- [Goal] Each entry should be quoted word for word, including every mark of punctuation.

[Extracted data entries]
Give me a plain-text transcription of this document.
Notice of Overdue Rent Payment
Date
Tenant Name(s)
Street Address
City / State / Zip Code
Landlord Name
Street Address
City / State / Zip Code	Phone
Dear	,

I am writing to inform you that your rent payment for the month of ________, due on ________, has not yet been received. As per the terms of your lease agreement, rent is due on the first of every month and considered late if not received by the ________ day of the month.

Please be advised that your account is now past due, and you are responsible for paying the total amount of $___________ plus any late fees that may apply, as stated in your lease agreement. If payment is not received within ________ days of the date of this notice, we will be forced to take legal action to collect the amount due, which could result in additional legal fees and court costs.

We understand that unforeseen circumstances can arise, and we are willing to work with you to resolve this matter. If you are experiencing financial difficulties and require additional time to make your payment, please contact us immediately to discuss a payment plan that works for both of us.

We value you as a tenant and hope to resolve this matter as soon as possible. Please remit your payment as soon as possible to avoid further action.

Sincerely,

- [Output of the task]
Give me a plain-text transcription of this document.
Notice of Overdue Rent Payment
Date
Tenant Name(s)
Street Address
City / State / Zip Code
Landlord Name
Street Address
City / State / Zip Code	Phone
Dear	,

I am writing to inform you that your rent payment for the month of ________, due on ________, has not yet been received. As per the terms of your lease agreement, rent is due on the first of every month and considered late if not received by the ________ day of the month.

Please be advised that your account is now past due, and you are responsible for paying the total amount of $___________ plus any late fees that may apply, as stated in your lease agreement. If payment is not received within ________ days of the date of this notice, we will be forced to take legal action to collect the amount due, which could result in additional legal fees and court costs.

We understand that unforeseen circumstances can arise, and we are willing to work with you to resolve this matter. If you are experiencing financial difficulties and require additional time to make your payment, please contact us immediately to discuss a payment plan that works for both of us.

We value you as a tenant and hope to resolve this matter as soon as possible. Please remit your payment as soon as possible to avoid further action.

Sincerely,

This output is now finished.